§ Short exercise
Swap "mag limit" for "magnitude limit" in the listing starting at the line containing "histogram-bar [517, 269, 528, 278]" and ending at the line containing "x-axis-label: magnitude (bottom:isnt", and reproduce only those lines with everything else unchanged.

· · · · ·

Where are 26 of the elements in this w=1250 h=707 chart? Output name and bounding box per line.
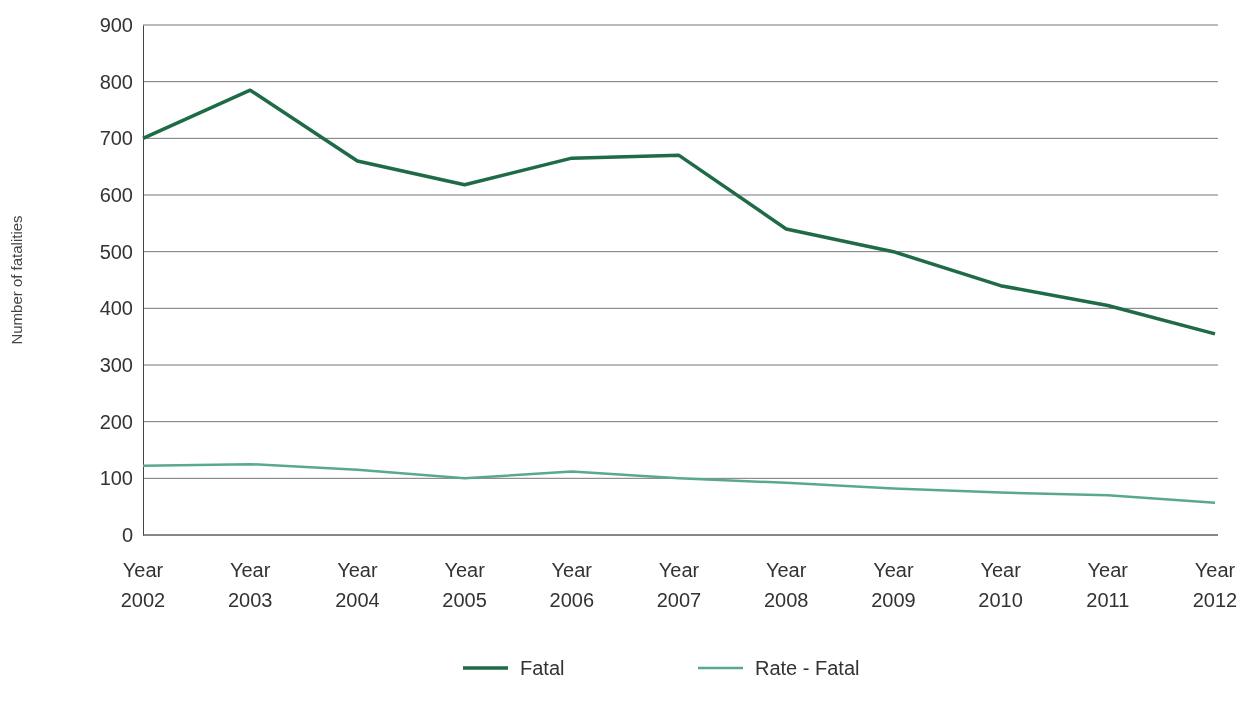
x-tick-label: Year 2008 — [763, 559, 809, 611]
line-series — [141, 88, 1217, 336]
y-tick-label: 600 — [99, 183, 133, 206]
legend-label: Fatal — [520, 657, 565, 679]
legend-label: Rate - Fatal — [755, 657, 860, 679]
x-tick-label: Year 2002 — [120, 559, 166, 611]
y-tick-label: 100 — [99, 467, 133, 490]
x-tick-label: Year 2007 — [656, 559, 702, 611]
x-tick-label: Year 2012 — [1192, 559, 1238, 611]
y-tick-label: 500 — [99, 240, 133, 263]
x-tick-label: Year 2004 — [335, 559, 380, 611]
x-tick-label: Year 2009 — [871, 559, 916, 611]
x-tick-label: Year 2011 — [1086, 559, 1130, 611]
y-tick-label: 400 — [99, 297, 133, 320]
y-tick-label: 300 — [99, 353, 133, 376]
y-tick-label: 900 — [99, 13, 133, 36]
x-tick-label: Year 2006 — [549, 559, 595, 611]
y-tick-label: 700 — [99, 127, 133, 150]
y-tick-label: 200 — [99, 410, 133, 433]
y-axis-title: Number of fatalities — [8, 215, 25, 345]
x-tick-label: Year 2003 — [227, 559, 273, 611]
y-tick-label: 0 — [121, 523, 133, 546]
line-series — [141, 462, 1217, 504]
x-tick-label: Year 2010 — [978, 559, 1023, 611]
x-tick-label: Year 2005 — [442, 559, 487, 611]
y-tick-label: 800 — [99, 70, 133, 93]
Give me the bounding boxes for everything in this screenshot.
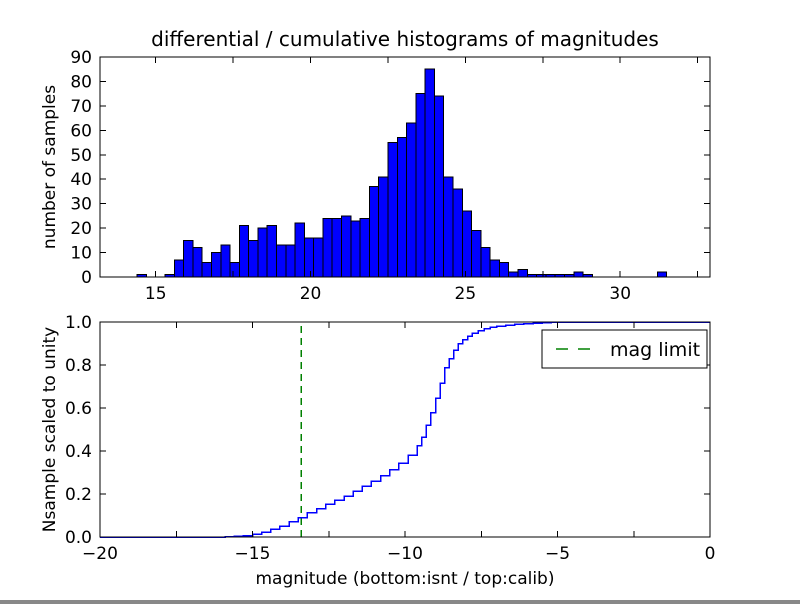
histogram-bar [517, 269, 528, 278]
x-tick-label: −15 [235, 544, 271, 564]
histogram-bar [489, 259, 500, 278]
x-tick-label: 0 [705, 544, 716, 564]
y-tick-label: 70 [70, 97, 92, 117]
histogram-bar [424, 68, 435, 278]
histogram-bar [173, 259, 185, 278]
legend-label: mag limit [610, 339, 700, 361]
histogram-bar [294, 222, 305, 278]
cumulative-curve [100, 321, 710, 538]
histogram-bar [248, 239, 259, 278]
histogram-bar [331, 217, 343, 278]
x-tick-label: −10 [387, 544, 423, 564]
histogram-bar [192, 247, 203, 278]
histogram-bar [322, 217, 333, 278]
histogram-bar [480, 247, 491, 278]
histogram-bar [471, 230, 482, 278]
histogram-bar [452, 188, 463, 278]
figure-title: differential / cumulative histograms of … [151, 27, 659, 51]
x-tick-label: −20 [82, 544, 118, 564]
y-tick-label: 0.6 [65, 399, 92, 419]
histogram-bar [285, 244, 296, 278]
histogram-bar [508, 271, 519, 278]
y-tick-label: 30 [70, 195, 92, 215]
histogram-bar [238, 225, 250, 278]
histogram-bar [276, 244, 287, 278]
tick-marks [99, 321, 711, 538]
histogram-bar [303, 237, 315, 278]
histogram-bar [210, 252, 222, 278]
histogram-bar [359, 217, 370, 278]
histogram-bar [229, 261, 240, 278]
histogram-bar [573, 271, 584, 278]
x-tick-label: −5 [545, 544, 570, 564]
histogram-bar [201, 261, 212, 278]
histogram-bar [406, 122, 417, 278]
histogram-bar [368, 186, 380, 278]
histogram-bar [266, 225, 277, 278]
x-tick-label: 20 [300, 284, 322, 304]
y-tick-label: 0.0 [65, 528, 92, 548]
y-tick-label: 0.8 [65, 356, 92, 376]
histogram-bar [183, 239, 194, 278]
histogram-bar [656, 271, 668, 278]
histogram-bar [433, 95, 445, 278]
legend: mag limit [541, 329, 708, 369]
x-axis-label: magnitude (bottom:isnt / top:calib) [256, 569, 555, 589]
histogram-bar [443, 176, 454, 278]
y-axis-label: number of samples [40, 85, 60, 249]
histogram-bar [313, 237, 324, 278]
y-tick-label: 80 [70, 72, 92, 92]
tick-marks [100, 56, 710, 278]
legend-box [541, 329, 708, 369]
y-tick-label: 90 [70, 48, 92, 68]
histogram-bar [257, 227, 268, 278]
y-tick-label: 0 [81, 268, 92, 288]
y-tick-label: 40 [70, 170, 92, 190]
x-tick-label: 30 [609, 284, 631, 304]
y-tick-label: 0.2 [65, 485, 92, 505]
histogram-bar [378, 176, 389, 278]
y-tick-label: 0.4 [65, 442, 92, 462]
histogram-bar [415, 93, 426, 278]
y-tick-label: 20 [70, 219, 92, 239]
histogram-bar [350, 220, 361, 278]
y-tick-label: 50 [70, 146, 92, 166]
histogram-bar [498, 261, 510, 278]
differential-histogram-axes: 15 20 25 30 0 10 20 30 40 50 60 70 80 90 [70, 48, 711, 304]
x-tick-label: 15 [145, 284, 167, 304]
y-tick-label: 1.0 [65, 313, 92, 333]
histogram-bar [396, 137, 408, 278]
histogram-bar [341, 215, 352, 278]
histogram-bar [387, 142, 398, 278]
axes-spines [99, 56, 711, 278]
histogram-bar [220, 244, 231, 278]
y-tick-label: 60 [70, 121, 92, 141]
y-tick-label: 10 [70, 244, 92, 264]
histogram-bar [461, 210, 473, 278]
y-axis-label: Nsample scaled to unity [40, 327, 60, 532]
x-tick-label: 25 [455, 284, 477, 304]
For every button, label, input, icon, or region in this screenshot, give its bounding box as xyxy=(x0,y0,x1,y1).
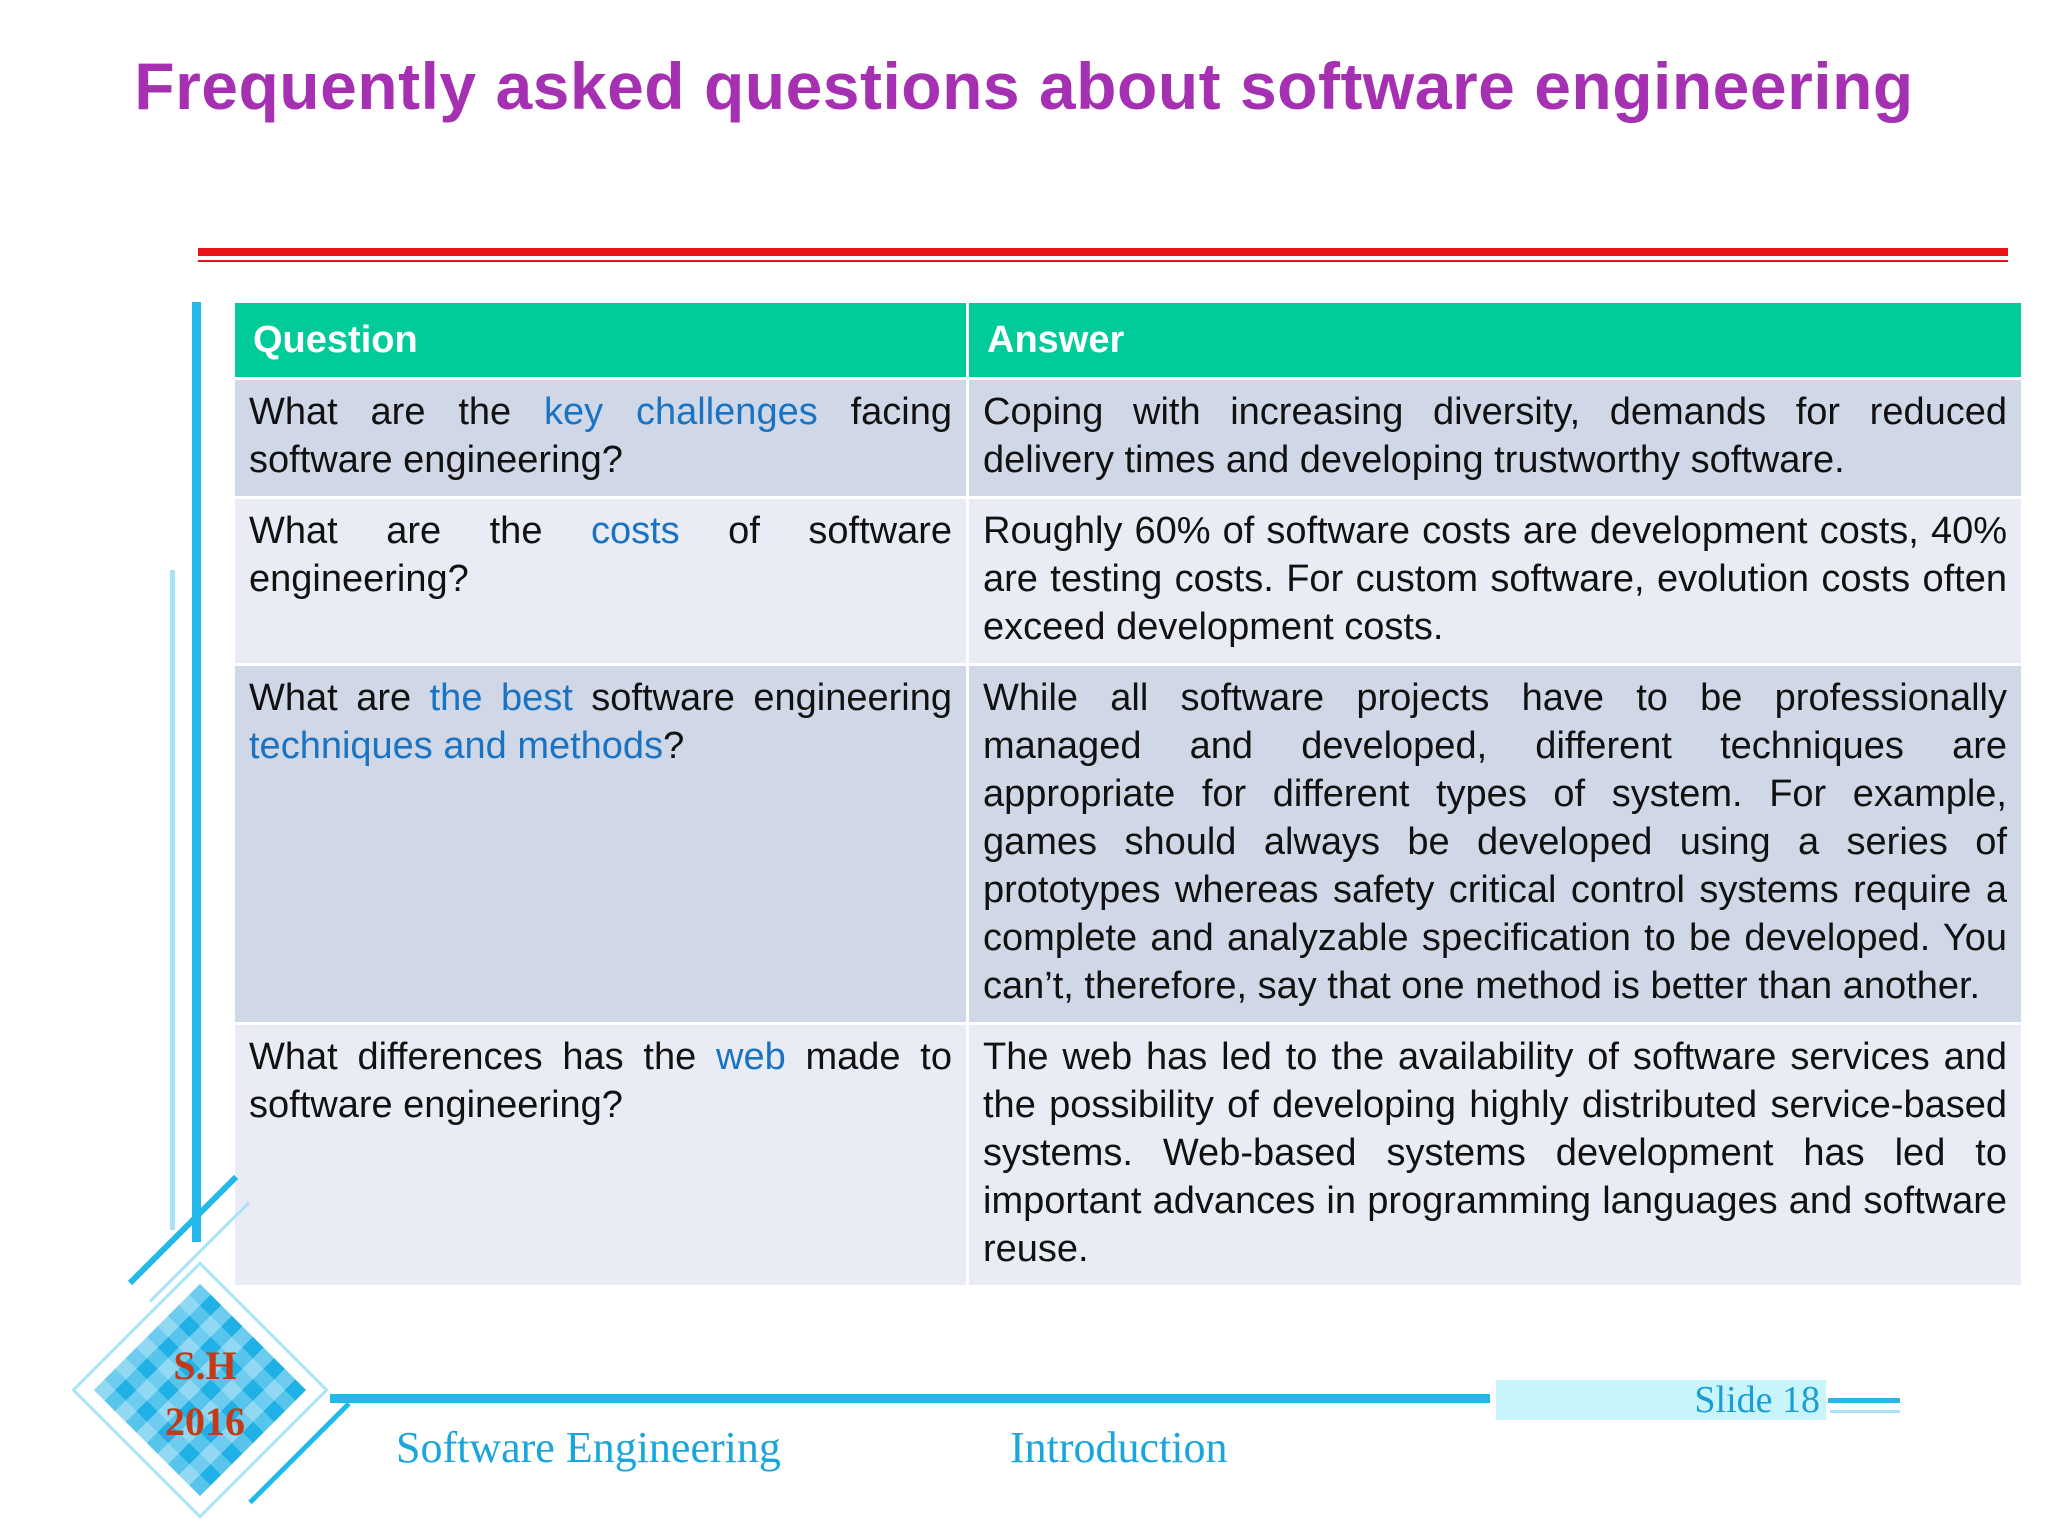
question-cell: What are the best software engineering t… xyxy=(232,663,969,1025)
author-badge: S.H 2016 xyxy=(100,1338,310,1450)
question-keyword: techniques and methods xyxy=(249,725,664,767)
footer-bar-tail xyxy=(1828,1398,1900,1403)
question-keyword: the best xyxy=(429,677,573,719)
answer-cell: Roughly 60% of software costs are develo… xyxy=(966,496,2024,666)
left-accent-line-light xyxy=(170,570,175,1230)
badge-initials: S.H xyxy=(173,1343,237,1388)
footer-bar xyxy=(330,1394,1490,1403)
table-row: What differences has the web made to sof… xyxy=(232,1022,2024,1288)
footer-topic: Introduction xyxy=(1010,1423,1228,1472)
table-row: What are the best software engineering t… xyxy=(232,663,2024,1025)
slide-title: Frequently asked questions about softwar… xyxy=(134,49,1914,123)
question-keyword: key challenges xyxy=(544,391,818,433)
footer-course: Software Engineering xyxy=(396,1423,781,1472)
question-cell: What differences has the web made to sof… xyxy=(232,1022,969,1288)
table-header-row: Question Answer xyxy=(232,300,2024,380)
slide-number-box xyxy=(1496,1380,1826,1420)
slide-number: Slide 18 xyxy=(1694,1379,1820,1421)
table-row: What are the costs of software engineeri… xyxy=(232,496,2024,666)
answer-cell: The web has led to the availability of s… xyxy=(966,1022,2024,1288)
answer-cell: While all software projects have to be p… xyxy=(966,663,2024,1025)
question-keyword: costs xyxy=(590,510,680,552)
question-cell: What are the costs of software engineeri… xyxy=(232,496,969,666)
answer-cell: Coping with increasing diversity, demand… xyxy=(966,377,2024,499)
question-cell: What are the key challenges facing softw… xyxy=(232,377,969,499)
title-rule xyxy=(198,248,2008,256)
question-keyword: web xyxy=(716,1036,786,1078)
footer-bar-tail-light xyxy=(1830,1410,1900,1413)
table-row: What are the key challenges facing softw… xyxy=(232,377,2024,499)
faq-table: Question Answer What are the key challen… xyxy=(232,300,2024,1288)
header-answer: Answer xyxy=(966,300,2024,380)
left-accent-line xyxy=(192,302,201,1242)
title-rule-thin xyxy=(198,260,2008,262)
header-question: Question xyxy=(232,300,969,380)
badge-year: 2016 xyxy=(165,1399,245,1444)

· · · · ·

§ Result below
histogram-bar [517, 269, 528, 278]
x-tick-label: −15 [235, 544, 271, 564]
histogram-bar [489, 259, 500, 278]
x-tick-label: 0 [705, 544, 716, 564]
y-tick-label: 70 [70, 97, 92, 117]
histogram-bar [424, 68, 435, 278]
histogram-bar [173, 259, 185, 278]
legend-label: magnitude limit [610, 339, 700, 361]
histogram-bar [294, 222, 305, 278]
cumulative-curve [100, 321, 710, 538]
histogram-bar [248, 239, 259, 278]
histogram-bar [331, 217, 343, 278]
x-tick-label: −10 [387, 544, 423, 564]
histogram-bar [192, 247, 203, 278]
histogram-bar [322, 217, 333, 278]
histogram-bar [480, 247, 491, 278]
histogram-bar [471, 230, 482, 278]
histogram-bar [452, 188, 463, 278]
figure-title: differential / cumulative histograms of … [151, 27, 659, 51]
x-tick-label: −20 [82, 544, 118, 564]
y-tick-label: 0.6 [65, 399, 92, 419]
histogram-bar [285, 244, 296, 278]
histogram-bar [508, 271, 519, 278]
y-tick-label: 30 [70, 195, 92, 215]
histogram-bar [238, 225, 250, 278]
histogram-bar [276, 244, 287, 278]
tick-marks [99, 321, 711, 538]
histogram-bar [303, 237, 315, 278]
histogram-bar [210, 252, 222, 278]
histogram-bar [359, 217, 370, 278]
histogram-bar [229, 261, 240, 278]
histogram-bar [573, 271, 584, 278]
x-tick-label: −5 [545, 544, 570, 564]
histogram-bar [201, 261, 212, 278]
histogram-bar [406, 122, 417, 278]
histogram-bar [368, 186, 380, 278]
histogram-bar [266, 225, 277, 278]
x-tick-label: 20 [300, 284, 322, 304]
y-tick-label: 0.0 [65, 528, 92, 548]
y-tick-label: 0.8 [65, 356, 92, 376]
histogram-bar [183, 239, 194, 278]
histogram-bar [656, 271, 668, 278]
histogram-bar [433, 95, 445, 278]
legend: magnitude limit [541, 329, 708, 369]
x-axis-label: magnitude (bottom:isnt / top:calib) [256, 569, 555, 589]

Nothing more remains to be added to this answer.